● **What you should do**:
From the listing below, pick out each line with the word "personas".

-- BEGIN --

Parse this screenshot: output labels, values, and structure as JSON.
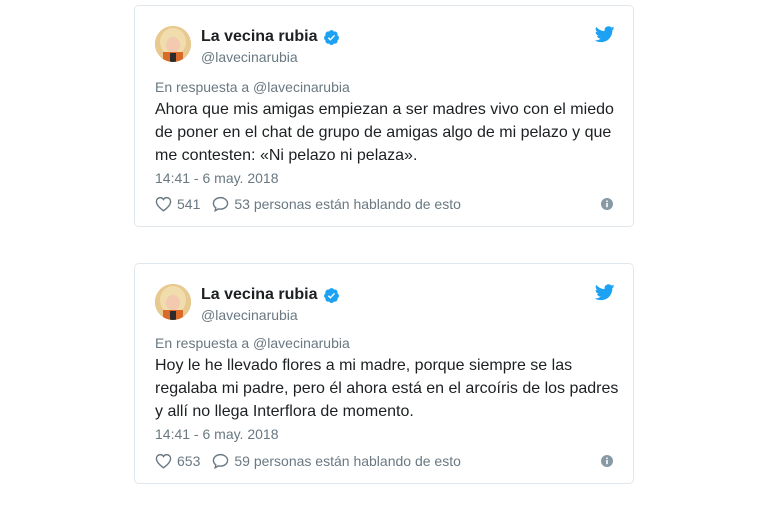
{
  "tweets": [
    {
      "author_name": "La vecina rubia",
      "author_handle": "@lavecinarubia",
      "reply_to": "En respuesta a @lavecinarubia",
      "text": "Ahora que mis amigas empiezan a ser madres vivo con el miedo  de poner en el chat de grupo de amigas algo de mi pelazo y que me  contesten: «Ni pelazo ni pelaza».",
      "timestamp": "14:41 - 6 may. 2018",
      "likes": "541",
      "conversation": "53 personas están hablando de esto"
    },
    {
      "author_name": "La vecina rubia",
      "author_handle": "@lavecinarubia",
      "reply_to": "En respuesta a @lavecinarubia",
      "text": "Hoy le he llevado flores a mi madre, porque siempre se las regalaba mi padre, pero él ahora está en el arcoíris de los padres y  allí no llega Interflora de momento.",
      "timestamp": "14:41 - 6 may. 2018",
      "likes": "653",
      "conversation": "59 personas están hablando de esto"
    }
  ],
  "icons": {
    "verified": "verified-badge-icon",
    "brand": "twitter-bird-icon",
    "like": "heart-icon",
    "reply": "speech-bubble-icon",
    "info": "info-icon"
  },
  "colors": {
    "twitter_blue": "#1da1f2",
    "secondary_text": "#697882",
    "border": "#e1e8ed"
  }
}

-- END --

● **Full output**:
      "conversation": "53 personas están hablando de esto"
      "conversation": "59 personas están hablando de esto"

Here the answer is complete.